# TASK REQUIREMENTS
Give back, unchanged and with nothing else, the rows from the line containing "Localize each UI" through the line containing "579, 881, 580]", including both of those lines.

━━ SUPPLIED ENTRIES

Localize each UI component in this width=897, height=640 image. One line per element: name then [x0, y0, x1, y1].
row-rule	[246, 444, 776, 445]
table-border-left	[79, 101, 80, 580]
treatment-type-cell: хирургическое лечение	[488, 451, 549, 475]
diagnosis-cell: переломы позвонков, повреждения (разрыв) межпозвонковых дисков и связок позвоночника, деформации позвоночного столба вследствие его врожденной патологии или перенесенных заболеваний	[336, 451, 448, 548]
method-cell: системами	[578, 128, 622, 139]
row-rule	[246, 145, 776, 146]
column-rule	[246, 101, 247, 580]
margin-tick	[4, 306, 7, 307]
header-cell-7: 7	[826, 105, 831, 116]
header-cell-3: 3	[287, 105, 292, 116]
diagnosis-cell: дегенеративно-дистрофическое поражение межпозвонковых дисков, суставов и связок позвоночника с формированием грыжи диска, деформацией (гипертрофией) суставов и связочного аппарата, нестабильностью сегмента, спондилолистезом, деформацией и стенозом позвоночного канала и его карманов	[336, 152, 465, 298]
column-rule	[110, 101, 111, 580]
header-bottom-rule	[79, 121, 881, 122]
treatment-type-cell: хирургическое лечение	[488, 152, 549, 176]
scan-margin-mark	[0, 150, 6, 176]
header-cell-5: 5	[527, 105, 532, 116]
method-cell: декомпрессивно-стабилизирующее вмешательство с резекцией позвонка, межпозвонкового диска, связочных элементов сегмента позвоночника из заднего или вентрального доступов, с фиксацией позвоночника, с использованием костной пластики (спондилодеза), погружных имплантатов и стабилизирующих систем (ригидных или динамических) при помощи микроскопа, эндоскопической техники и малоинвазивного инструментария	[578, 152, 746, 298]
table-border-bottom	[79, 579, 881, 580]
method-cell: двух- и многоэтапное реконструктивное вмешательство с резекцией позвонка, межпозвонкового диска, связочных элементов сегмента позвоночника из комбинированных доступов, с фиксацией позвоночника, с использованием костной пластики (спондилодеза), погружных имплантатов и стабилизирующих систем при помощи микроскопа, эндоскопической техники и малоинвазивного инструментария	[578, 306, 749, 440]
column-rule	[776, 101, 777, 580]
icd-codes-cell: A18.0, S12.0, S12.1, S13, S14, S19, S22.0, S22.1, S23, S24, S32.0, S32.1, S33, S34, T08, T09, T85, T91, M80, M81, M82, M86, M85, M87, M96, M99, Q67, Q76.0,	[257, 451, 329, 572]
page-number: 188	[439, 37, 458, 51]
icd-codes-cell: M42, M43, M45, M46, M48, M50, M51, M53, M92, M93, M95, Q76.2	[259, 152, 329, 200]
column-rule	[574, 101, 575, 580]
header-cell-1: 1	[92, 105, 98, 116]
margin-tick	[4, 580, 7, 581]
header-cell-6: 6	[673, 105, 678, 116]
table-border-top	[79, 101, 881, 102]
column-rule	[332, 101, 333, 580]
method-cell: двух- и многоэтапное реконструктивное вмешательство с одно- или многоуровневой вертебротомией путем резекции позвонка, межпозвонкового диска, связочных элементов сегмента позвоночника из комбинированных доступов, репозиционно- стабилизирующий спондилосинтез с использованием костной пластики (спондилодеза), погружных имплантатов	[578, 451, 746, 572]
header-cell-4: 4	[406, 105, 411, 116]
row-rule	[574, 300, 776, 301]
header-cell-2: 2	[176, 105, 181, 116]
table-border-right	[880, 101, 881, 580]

━━━━
━━ SUPPLIED ENTRIES

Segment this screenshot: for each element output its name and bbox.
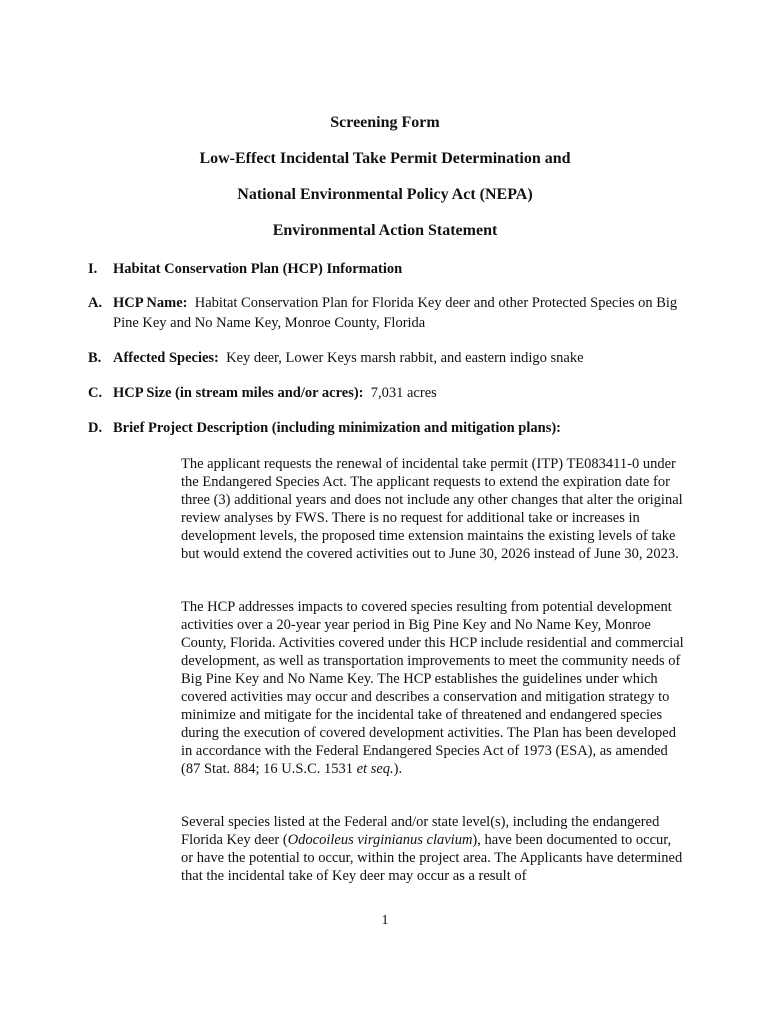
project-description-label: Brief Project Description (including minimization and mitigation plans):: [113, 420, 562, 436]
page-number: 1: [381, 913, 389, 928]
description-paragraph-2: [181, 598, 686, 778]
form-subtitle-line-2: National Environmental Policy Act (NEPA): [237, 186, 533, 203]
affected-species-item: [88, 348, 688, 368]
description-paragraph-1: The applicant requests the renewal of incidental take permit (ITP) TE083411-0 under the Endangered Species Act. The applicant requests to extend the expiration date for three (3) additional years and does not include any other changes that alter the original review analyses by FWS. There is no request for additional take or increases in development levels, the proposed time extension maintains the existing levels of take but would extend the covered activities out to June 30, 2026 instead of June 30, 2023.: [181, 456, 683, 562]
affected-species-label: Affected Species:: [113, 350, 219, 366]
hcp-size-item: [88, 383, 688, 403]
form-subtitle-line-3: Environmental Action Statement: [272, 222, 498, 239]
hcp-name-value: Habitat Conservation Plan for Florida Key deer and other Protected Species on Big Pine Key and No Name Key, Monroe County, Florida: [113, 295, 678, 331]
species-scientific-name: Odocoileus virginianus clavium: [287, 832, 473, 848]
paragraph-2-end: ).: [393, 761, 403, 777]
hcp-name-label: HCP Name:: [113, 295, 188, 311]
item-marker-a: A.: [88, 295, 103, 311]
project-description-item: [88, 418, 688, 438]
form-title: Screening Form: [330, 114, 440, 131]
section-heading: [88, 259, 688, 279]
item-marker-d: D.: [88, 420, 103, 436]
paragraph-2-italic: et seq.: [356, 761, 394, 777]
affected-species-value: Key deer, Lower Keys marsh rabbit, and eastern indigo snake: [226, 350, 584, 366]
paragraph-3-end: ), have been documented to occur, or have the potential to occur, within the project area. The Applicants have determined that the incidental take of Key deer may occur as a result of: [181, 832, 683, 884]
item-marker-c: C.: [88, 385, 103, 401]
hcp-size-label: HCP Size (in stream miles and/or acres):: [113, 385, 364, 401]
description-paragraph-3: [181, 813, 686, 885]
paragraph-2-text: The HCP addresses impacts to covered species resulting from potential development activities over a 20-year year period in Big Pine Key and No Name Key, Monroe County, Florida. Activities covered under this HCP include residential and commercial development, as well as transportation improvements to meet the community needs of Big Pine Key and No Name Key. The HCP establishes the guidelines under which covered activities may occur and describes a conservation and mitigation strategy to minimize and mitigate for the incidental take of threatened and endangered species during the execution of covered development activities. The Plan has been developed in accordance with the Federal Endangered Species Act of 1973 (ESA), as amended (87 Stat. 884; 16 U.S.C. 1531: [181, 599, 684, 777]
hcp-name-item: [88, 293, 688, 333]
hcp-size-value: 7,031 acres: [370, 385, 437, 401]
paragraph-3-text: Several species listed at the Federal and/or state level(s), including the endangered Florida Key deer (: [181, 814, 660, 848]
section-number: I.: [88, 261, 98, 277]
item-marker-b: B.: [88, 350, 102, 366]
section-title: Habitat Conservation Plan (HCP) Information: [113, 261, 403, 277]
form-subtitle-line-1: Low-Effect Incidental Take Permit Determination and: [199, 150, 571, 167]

━━━━

# SOLUTION TO THE EXERCISE
Localize each UI component in this width=897, height=640 image. One line per element: name then [x0, y0, x1, y1].
row-rule	[246, 444, 776, 445]
table-border-left	[79, 101, 80, 580]
treatment-type-cell: хирургическое лечение	[488, 451, 549, 475]
diagnosis-cell: переломы позвонков, повреждения (разрыв) межпозвонковых дисков и связок позвоночника, деформации позвоночного столба вследствие его врожденной патологии или перенесенных заболеваний	[336, 451, 448, 548]
method-cell: системами	[578, 128, 622, 139]
row-rule	[246, 145, 776, 146]
column-rule	[246, 101, 247, 580]
margin-tick	[4, 306, 7, 307]
header-cell-7: 7	[826, 105, 831, 116]
header-cell-3: 3	[287, 105, 292, 116]
diagnosis-cell: дегенеративно-дистрофическое поражение межпозвонковых дисков, суставов и связок позвоночника с формированием грыжи диска, деформацией (гипертрофией) суставов и связочного аппарата, нестабильностью сегмента, спондилолистезом, деформацией и стенозом позвоночного канала и его карманов	[336, 152, 465, 298]
column-rule	[110, 101, 111, 580]
header-bottom-rule	[79, 121, 881, 122]
treatment-type-cell: хирургическое лечение	[488, 152, 549, 176]
scan-margin-mark	[0, 150, 6, 176]
header-cell-5: 5	[527, 105, 532, 116]
method-cell: декомпрессивно-стабилизирующее вмешательство с резекцией позвонка, межпозвонкового диска, связочных элементов сегмента позвоночника из заднего или вентрального доступов, с фиксацией позвоночника, с использованием костной пластики (спондилодеза), погружных имплантатов и стабилизирующих систем (ригидных или динамических) при помощи микроскопа, эндоскопической техники и малоинвазивного инструментария	[578, 152, 746, 298]
table-border-bottom	[79, 579, 881, 580]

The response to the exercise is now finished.